Given task A - According to the notes on Molyneux's Problem, what was Locke's answer to whether the formerly blind man could distinguish the objects by sight alone?
Given task B - Pick up the session notes on Molyneux's Problem and continue them from where they stop.

── Document section

Notes from Session 5 of Tate Modern Course, Beyond Seeing

Notes from Session 5 of Beyond Seeing, Tate Modern

Touch and Tactile Values

The main theme of this week's session was touch, and in particular its relationship with sight.

Molyneux's Problem

On 7th July 1688 a Doctor wrote to the empiricist philosopher John Locke, author of the Essay Concerning Human Understanding in which he'd described the newborn's mind as a tabula rasa: a blank slate. This Doctor Molyneux posed a problem for Locke. Locke didnt reply to this letter. But when Molyneux wrote again in 1693 Locke recognised the interesting problem that Molyneux was posing and included a discussion of it in the new edition of his Essay. Here is Molyneux's Problem:

"Suppose a Man born blind, and now adult, and taught by his touch to distinguish between a Cube, and a Sphere of the same metal, and nighly of the same bigness, so as to tell, when he felt one and t'other; which is the Cube, which the Sphere. Suppose then the Cube and Sphere placed on a Table, and the Blind Man to be made to see. Qaere, Whether by his sight, before he touch'd them, he could now distinguish, and tell, which is the Globe, which the Cube. '

As originally posed, Molyneux's Problem also included the question of whether the formerly blind man would be able to tell how far away from him these objects were by sight alone.

Molyneux's Problem became a focus for discussion for  two hundred years with a range of major thinkers including  Berkeley, Leibniz, Voltaire, Diderot, Helmholtz and William James, giving their responses.

The problem is essentially about whether there is unlearned communication between the sense modalities of touch and sight. Locke's response was no, the man would not be able to distinguish the objects by sight alone. Early empirical evidence from the restoration of a cataract sufferers' sight seemed to back him up on this; however animals deprived of light ((who would do this?) still achieve depth perception. Others such as Leibeniz (and Richard in our group discussion) thought that reason would allow the man to make an inference about which was which. (You can read transcript of a discussion about Molyneux's Problem from ABC Radio's Philosopher's Zone here. Shaun Gallagher has an interesting and detailed discussion of Molyneux's Problem here)

The point of introducing Molyneux's Problem here was to raise questions about the integration of sight and touch in our understanding of art...

────
── Provided records

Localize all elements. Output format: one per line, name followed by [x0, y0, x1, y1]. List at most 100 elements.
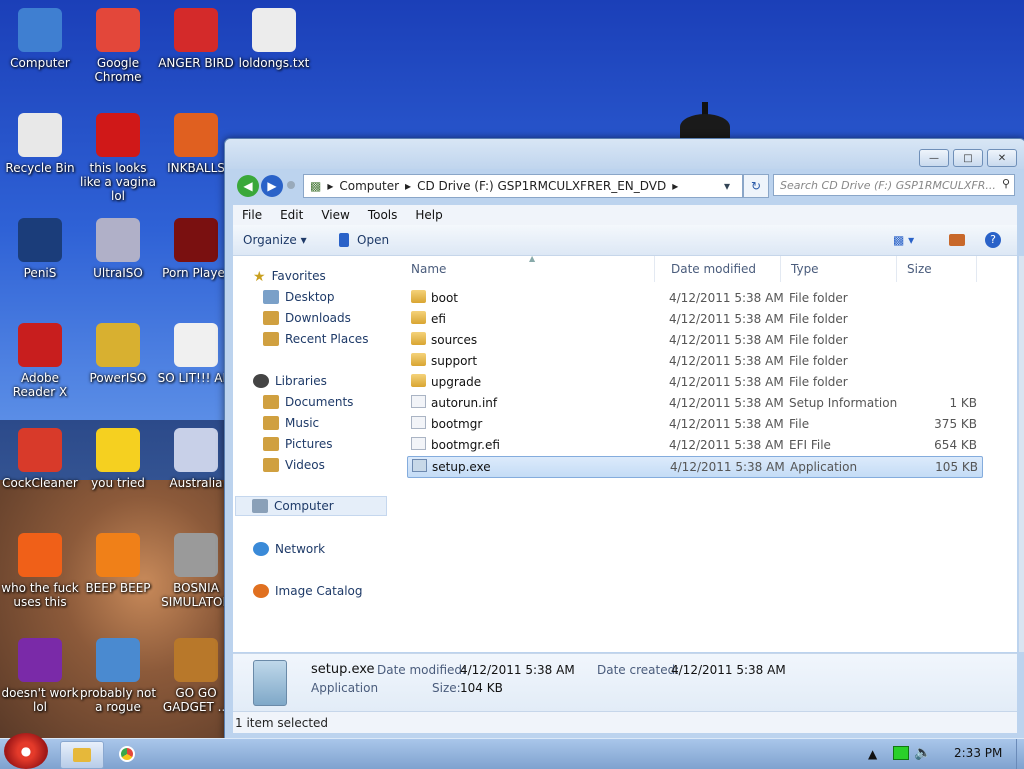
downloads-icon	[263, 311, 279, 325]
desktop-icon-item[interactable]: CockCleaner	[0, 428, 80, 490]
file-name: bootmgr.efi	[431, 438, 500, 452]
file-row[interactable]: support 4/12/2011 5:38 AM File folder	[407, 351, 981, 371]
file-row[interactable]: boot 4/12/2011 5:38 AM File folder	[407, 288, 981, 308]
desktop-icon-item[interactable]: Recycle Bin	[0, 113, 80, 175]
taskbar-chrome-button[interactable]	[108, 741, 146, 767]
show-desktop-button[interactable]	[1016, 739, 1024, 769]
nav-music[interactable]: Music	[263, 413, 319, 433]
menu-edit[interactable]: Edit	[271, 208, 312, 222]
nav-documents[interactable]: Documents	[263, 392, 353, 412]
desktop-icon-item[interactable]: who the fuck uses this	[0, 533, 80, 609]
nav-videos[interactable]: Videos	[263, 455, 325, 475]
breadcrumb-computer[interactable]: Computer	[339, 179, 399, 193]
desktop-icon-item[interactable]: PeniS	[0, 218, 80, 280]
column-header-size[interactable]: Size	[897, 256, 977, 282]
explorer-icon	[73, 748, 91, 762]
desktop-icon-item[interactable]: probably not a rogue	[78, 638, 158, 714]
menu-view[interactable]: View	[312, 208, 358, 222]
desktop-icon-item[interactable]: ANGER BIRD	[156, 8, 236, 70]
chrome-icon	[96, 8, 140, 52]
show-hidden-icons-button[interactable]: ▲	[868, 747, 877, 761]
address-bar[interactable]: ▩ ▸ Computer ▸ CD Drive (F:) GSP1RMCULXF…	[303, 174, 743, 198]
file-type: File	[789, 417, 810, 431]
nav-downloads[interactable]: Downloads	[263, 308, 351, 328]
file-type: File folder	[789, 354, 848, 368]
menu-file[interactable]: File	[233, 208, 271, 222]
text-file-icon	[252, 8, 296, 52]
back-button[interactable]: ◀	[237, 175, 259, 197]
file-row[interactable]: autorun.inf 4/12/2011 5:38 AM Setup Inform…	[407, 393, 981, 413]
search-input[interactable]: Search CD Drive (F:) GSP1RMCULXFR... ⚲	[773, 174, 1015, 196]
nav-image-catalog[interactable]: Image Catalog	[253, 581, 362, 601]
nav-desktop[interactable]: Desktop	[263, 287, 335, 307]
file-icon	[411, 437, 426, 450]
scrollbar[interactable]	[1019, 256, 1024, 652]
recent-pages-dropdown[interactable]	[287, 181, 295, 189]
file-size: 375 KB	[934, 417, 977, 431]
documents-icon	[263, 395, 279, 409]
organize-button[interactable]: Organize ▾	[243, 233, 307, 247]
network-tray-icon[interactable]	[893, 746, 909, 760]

────

Expected output A - Locke said no: the man would not be able to distinguish the cube from the sphere by sight alone.

Expected output B -
Berenson and Fry on Tactile Values

The art historian and connoisseur Bernard Berenson writing about Giotto in his book Italian Painters of the Renaissance,  set out his view about tactile values. For him effective figure painting needed 'the illusion of being able to touch the figure'. He wrote:

'I must have the illusion of varying muscular sensations inside my palm and fingers corresponding to the various projections of this figure, before I shall take it for granted as real, and let it affect me lastingly.'

The critic Roger Fry in his 'Essay on Aesthetics' of 1909 suggested that the emotional effects of painting are felt, that rhythm in visual art  'appeals to all the sensations which accompany muscular activity'. Similarly mass, and space depicted in visual art appeal to kinetic and tactile qualities.

In the gallery we looked at several representational paintings in the State of Flux section. The idea was to focus on tactile values, imagined movement around painted spaces,  sensations of depth, imagined feel of textures etc. with a view to seeing familiar works under a new description. This was most effective with a painting by Pierre Bonnard The Bowl of Milk. Here the space, had depth, but was tilted towards the viewer in an almost vertiginous way that seemed to tip us out of a tactile engagement. Nevertheless there were objects seemingly contrasted between hard and soft (hard stone, soft hair etc.). Approaching the image in this way suggesed an interpretation of it as expressing a conscious, or possibly pre-conscious desire on the part of the artist for it not to be read as a straightforward  space that the viewer could enter in imagination (in the way a Renaissance painting might be). Rather Bonnard was moving towards a kind of abstraction that forced the viewer to be more aware of the painted canvas as formal pattern and surface as well as recognising the mass and depth of what was depicted.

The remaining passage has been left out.